* Exercise goal: Copy the rows below again, swapping every occurrence of "island-dot" for "islet-marker" and leaving everything else unchanged.

* Records shown:
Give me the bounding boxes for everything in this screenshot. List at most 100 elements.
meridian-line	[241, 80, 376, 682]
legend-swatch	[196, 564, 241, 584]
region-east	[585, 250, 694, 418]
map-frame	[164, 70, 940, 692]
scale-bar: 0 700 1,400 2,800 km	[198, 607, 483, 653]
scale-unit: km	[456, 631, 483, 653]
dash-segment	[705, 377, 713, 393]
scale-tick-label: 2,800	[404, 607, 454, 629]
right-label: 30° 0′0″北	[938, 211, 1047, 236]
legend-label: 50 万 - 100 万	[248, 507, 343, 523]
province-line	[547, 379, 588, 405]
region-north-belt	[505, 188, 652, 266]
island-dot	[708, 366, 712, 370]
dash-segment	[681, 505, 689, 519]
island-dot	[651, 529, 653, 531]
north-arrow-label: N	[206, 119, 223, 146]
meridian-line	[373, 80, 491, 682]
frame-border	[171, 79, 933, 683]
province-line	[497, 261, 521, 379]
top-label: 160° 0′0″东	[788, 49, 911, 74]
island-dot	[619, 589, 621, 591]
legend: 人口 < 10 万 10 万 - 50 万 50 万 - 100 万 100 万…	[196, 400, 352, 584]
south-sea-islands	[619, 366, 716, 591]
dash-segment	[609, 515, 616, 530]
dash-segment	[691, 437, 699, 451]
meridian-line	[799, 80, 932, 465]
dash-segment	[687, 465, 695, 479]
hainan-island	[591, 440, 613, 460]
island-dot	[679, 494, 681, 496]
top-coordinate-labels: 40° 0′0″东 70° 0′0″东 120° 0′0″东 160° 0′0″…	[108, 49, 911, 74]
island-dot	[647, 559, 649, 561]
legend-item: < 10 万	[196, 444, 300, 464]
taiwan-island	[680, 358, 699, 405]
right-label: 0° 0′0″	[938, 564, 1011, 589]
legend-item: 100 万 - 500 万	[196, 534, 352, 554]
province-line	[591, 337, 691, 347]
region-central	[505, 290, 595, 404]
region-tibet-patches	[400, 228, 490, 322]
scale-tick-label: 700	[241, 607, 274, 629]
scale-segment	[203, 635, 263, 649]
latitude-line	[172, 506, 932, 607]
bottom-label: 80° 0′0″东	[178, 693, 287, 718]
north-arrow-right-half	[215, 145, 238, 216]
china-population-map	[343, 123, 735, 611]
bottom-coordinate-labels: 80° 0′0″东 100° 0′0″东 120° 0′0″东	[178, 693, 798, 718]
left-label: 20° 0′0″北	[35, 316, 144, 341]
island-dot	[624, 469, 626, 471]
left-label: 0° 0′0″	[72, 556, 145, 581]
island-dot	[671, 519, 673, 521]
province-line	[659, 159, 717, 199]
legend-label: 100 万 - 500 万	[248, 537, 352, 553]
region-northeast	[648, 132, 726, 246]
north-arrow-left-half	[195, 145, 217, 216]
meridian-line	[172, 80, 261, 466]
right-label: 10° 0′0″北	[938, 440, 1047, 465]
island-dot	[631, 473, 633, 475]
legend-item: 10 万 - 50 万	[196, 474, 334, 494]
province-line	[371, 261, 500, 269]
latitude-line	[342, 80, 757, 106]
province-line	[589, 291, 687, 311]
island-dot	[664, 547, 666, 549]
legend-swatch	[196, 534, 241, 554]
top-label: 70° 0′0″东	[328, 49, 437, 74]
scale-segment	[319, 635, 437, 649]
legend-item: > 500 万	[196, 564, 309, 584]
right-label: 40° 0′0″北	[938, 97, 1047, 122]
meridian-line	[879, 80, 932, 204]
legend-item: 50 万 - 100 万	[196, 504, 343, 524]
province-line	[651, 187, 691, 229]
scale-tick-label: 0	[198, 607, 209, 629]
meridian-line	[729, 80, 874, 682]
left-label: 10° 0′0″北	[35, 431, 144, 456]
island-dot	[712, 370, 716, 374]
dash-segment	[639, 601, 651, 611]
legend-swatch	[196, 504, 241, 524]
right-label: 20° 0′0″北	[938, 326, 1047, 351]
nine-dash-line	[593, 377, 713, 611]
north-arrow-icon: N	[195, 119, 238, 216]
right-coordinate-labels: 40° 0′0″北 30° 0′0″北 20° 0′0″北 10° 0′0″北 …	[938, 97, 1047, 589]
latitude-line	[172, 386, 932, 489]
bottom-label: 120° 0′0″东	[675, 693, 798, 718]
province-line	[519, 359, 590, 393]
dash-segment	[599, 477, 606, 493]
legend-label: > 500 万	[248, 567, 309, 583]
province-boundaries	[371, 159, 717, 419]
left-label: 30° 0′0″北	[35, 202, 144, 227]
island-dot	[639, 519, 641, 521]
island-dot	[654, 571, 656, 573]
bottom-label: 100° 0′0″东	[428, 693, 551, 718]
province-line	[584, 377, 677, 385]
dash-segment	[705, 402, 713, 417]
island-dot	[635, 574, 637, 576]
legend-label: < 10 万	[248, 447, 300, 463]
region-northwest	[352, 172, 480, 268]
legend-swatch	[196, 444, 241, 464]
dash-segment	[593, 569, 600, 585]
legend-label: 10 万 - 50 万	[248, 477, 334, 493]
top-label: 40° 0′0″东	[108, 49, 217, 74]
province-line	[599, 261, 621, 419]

* Expected answer:
Give me the bounding boxes for everything in this screenshot. List at most 100 elements.
meridian-line	[241, 80, 376, 682]
legend-swatch	[196, 564, 241, 584]
region-east	[585, 250, 694, 418]
map-frame	[164, 70, 940, 692]
scale-bar: 0 700 1,400 2,800 km	[198, 607, 483, 653]
scale-unit: km	[456, 631, 483, 653]
dash-segment	[705, 377, 713, 393]
scale-tick-label: 2,800	[404, 607, 454, 629]
right-label: 30° 0′0″北	[938, 211, 1047, 236]
legend-label: 50 万 - 100 万	[248, 507, 343, 523]
province-line	[547, 379, 588, 405]
region-north-belt	[505, 188, 652, 266]
islet-marker	[708, 366, 712, 370]
dash-segment	[681, 505, 689, 519]
islet-marker	[651, 529, 653, 531]
north-arrow-label: N	[206, 119, 223, 146]
meridian-line	[373, 80, 491, 682]
frame-border	[171, 79, 933, 683]
province-line	[497, 261, 521, 379]
top-label: 160° 0′0″东	[788, 49, 911, 74]
islet-marker	[619, 589, 621, 591]
legend: 人口 < 10 万 10 万 - 50 万 50 万 - 100 万 100 万…	[196, 400, 352, 584]
south-sea-islands	[619, 366, 716, 591]
dash-segment	[609, 515, 616, 530]
dash-segment	[691, 437, 699, 451]
meridian-line	[799, 80, 932, 465]
dash-segment	[687, 465, 695, 479]
hainan-island	[591, 440, 613, 460]
islet-marker	[679, 494, 681, 496]
top-coordinate-labels: 40° 0′0″东 70° 0′0″东 120° 0′0″东 160° 0′0″…	[108, 49, 911, 74]
islet-marker	[647, 559, 649, 561]
legend-item: < 10 万	[196, 444, 300, 464]
taiwan-island	[680, 358, 699, 405]
right-label: 0° 0′0″	[938, 564, 1011, 589]
legend-item: 100 万 - 500 万	[196, 534, 352, 554]
province-line	[591, 337, 691, 347]
region-central	[505, 290, 595, 404]
region-tibet-patches	[400, 228, 490, 322]
scale-tick-label: 700	[241, 607, 274, 629]
scale-segment	[203, 635, 263, 649]
latitude-line	[172, 506, 932, 607]
bottom-label: 80° 0′0″东	[178, 693, 287, 718]
north-arrow-right-half	[215, 145, 238, 216]
china-population-map	[343, 123, 735, 611]
bottom-coordinate-labels: 80° 0′0″东 100° 0′0″东 120° 0′0″东	[178, 693, 798, 718]
left-label: 20° 0′0″北	[35, 316, 144, 341]
islet-marker	[624, 469, 626, 471]
left-label: 0° 0′0″	[72, 556, 145, 581]
islet-marker	[671, 519, 673, 521]
province-line	[659, 159, 717, 199]
legend-label: 100 万 - 500 万	[248, 537, 352, 553]
region-northeast	[648, 132, 726, 246]
north-arrow-left-half	[195, 145, 217, 216]
meridian-line	[172, 80, 261, 466]
right-label: 10° 0′0″北	[938, 440, 1047, 465]
islet-marker	[631, 473, 633, 475]
legend-item: 10 万 - 50 万	[196, 474, 334, 494]
province-line	[371, 261, 500, 269]
latitude-line	[342, 80, 757, 106]
province-line	[589, 291, 687, 311]
islet-marker	[664, 547, 666, 549]
legend-swatch	[196, 534, 241, 554]
top-label: 70° 0′0″东	[328, 49, 437, 74]
scale-segment	[319, 635, 437, 649]
legend-item: > 500 万	[196, 564, 309, 584]
right-label: 40° 0′0″北	[938, 97, 1047, 122]
meridian-line	[879, 80, 932, 204]
legend-item: 50 万 - 100 万	[196, 504, 343, 524]
province-line	[651, 187, 691, 229]
scale-tick-label: 0	[198, 607, 209, 629]
meridian-line	[729, 80, 874, 682]
left-label: 10° 0′0″北	[35, 431, 144, 456]
islet-marker	[712, 370, 716, 374]
dash-segment	[639, 601, 651, 611]
legend-swatch	[196, 504, 241, 524]
right-label: 20° 0′0″北	[938, 326, 1047, 351]
nine-dash-line	[593, 377, 713, 611]
north-arrow-icon: N	[195, 119, 238, 216]
right-coordinate-labels: 40° 0′0″北 30° 0′0″北 20° 0′0″北 10° 0′0″北 …	[938, 97, 1047, 589]
latitude-line	[172, 386, 932, 489]
bottom-label: 120° 0′0″东	[675, 693, 798, 718]
province-line	[519, 359, 590, 393]
dash-segment	[599, 477, 606, 493]
legend-label: > 500 万	[248, 567, 309, 583]
province-boundaries	[371, 159, 717, 419]
left-label: 30° 0′0″北	[35, 202, 144, 227]
islet-marker	[639, 519, 641, 521]
islet-marker	[654, 571, 656, 573]
bottom-label: 100° 0′0″东	[428, 693, 551, 718]
province-line	[584, 377, 677, 385]
dash-segment	[705, 402, 713, 417]
islet-marker	[635, 574, 637, 576]
legend-label: < 10 万	[248, 447, 300, 463]
region-northwest	[352, 172, 480, 268]
legend-swatch	[196, 444, 241, 464]
dash-segment	[593, 569, 600, 585]
legend-label: 10 万 - 50 万	[248, 477, 334, 493]
top-label: 40° 0′0″东	[108, 49, 217, 74]
province-line	[599, 261, 621, 419]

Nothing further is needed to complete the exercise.